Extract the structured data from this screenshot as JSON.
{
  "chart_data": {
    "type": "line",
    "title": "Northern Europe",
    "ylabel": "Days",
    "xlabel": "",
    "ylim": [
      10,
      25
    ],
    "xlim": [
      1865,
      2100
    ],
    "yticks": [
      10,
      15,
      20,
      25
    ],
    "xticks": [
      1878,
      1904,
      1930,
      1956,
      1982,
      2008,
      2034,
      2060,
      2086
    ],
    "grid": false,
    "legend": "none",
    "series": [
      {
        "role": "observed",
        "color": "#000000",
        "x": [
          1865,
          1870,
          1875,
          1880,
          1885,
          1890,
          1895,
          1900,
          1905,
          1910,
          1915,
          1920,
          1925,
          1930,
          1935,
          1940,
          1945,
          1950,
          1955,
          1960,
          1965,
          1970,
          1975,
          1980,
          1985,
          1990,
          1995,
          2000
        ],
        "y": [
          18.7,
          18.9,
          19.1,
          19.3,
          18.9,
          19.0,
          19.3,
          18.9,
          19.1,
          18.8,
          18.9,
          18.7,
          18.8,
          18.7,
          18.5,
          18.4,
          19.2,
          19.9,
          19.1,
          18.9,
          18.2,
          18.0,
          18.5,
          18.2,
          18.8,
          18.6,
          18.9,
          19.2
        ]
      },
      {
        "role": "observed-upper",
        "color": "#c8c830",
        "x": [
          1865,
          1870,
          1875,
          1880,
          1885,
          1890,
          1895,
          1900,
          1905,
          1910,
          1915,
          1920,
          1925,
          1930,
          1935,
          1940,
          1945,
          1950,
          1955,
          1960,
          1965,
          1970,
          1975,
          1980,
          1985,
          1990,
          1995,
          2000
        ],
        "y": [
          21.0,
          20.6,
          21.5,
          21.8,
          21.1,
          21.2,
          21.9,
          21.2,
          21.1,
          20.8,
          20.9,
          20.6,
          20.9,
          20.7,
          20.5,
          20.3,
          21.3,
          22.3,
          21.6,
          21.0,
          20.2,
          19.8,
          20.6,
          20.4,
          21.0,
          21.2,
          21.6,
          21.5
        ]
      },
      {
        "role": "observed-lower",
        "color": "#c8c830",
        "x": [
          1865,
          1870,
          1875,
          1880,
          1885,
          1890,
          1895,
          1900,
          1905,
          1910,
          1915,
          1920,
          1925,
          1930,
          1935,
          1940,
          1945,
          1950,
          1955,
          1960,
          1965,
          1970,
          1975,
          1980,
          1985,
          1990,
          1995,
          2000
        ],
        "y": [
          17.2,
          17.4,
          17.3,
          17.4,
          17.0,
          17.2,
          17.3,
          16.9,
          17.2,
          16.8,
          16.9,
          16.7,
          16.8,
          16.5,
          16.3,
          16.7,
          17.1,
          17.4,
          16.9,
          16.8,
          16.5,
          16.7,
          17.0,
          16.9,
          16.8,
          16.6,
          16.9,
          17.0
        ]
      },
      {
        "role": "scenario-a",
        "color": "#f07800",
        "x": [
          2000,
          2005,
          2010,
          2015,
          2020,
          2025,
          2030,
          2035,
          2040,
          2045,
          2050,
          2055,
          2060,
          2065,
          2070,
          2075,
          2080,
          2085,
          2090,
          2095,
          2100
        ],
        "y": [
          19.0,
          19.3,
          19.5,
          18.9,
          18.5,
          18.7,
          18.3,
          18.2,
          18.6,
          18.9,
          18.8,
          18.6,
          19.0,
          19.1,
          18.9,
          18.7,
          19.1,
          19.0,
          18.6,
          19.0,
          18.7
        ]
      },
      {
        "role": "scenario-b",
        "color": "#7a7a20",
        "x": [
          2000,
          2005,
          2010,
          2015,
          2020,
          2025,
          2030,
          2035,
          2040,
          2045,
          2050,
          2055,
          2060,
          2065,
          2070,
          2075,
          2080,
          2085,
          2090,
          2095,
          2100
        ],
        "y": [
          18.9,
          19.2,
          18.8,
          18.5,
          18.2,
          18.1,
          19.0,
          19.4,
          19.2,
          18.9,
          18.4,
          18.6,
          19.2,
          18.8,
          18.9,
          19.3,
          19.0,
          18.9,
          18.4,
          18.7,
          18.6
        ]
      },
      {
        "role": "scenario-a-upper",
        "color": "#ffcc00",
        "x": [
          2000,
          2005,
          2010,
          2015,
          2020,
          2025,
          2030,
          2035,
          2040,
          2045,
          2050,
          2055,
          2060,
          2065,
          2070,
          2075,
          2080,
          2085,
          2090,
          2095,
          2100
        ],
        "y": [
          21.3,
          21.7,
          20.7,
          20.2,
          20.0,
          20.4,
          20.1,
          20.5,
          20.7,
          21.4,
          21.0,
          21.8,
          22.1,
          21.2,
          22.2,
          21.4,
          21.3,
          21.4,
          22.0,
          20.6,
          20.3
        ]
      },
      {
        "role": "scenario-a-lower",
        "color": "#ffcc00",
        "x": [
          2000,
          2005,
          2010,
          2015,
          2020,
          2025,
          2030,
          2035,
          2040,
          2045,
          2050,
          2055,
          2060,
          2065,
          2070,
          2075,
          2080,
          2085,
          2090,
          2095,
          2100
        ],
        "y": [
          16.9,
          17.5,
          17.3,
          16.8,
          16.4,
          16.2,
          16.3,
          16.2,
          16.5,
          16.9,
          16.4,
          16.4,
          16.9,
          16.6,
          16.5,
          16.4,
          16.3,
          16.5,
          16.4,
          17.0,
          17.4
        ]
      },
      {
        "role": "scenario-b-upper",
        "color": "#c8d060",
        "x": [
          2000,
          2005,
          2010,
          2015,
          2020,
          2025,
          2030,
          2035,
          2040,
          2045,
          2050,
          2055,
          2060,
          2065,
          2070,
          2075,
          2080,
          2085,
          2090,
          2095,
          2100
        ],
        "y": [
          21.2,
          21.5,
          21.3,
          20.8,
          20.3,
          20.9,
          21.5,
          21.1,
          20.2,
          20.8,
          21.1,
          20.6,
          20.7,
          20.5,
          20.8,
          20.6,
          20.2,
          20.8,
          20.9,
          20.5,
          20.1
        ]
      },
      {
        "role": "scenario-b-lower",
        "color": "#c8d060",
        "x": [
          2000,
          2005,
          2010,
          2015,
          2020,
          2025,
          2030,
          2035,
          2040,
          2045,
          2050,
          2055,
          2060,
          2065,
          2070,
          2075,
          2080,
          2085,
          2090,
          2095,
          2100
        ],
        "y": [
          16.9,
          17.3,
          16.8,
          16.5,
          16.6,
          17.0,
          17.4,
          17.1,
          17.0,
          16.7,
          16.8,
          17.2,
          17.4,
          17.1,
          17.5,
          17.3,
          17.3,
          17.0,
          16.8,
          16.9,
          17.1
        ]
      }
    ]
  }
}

────────────────────────────────────────

- _Challenge_: Collect from the data above every line that includes "observed".

- _Solution to this problem_:
        "role": "observed",
        "role": "observed-upper",
        "role": "observed-lower",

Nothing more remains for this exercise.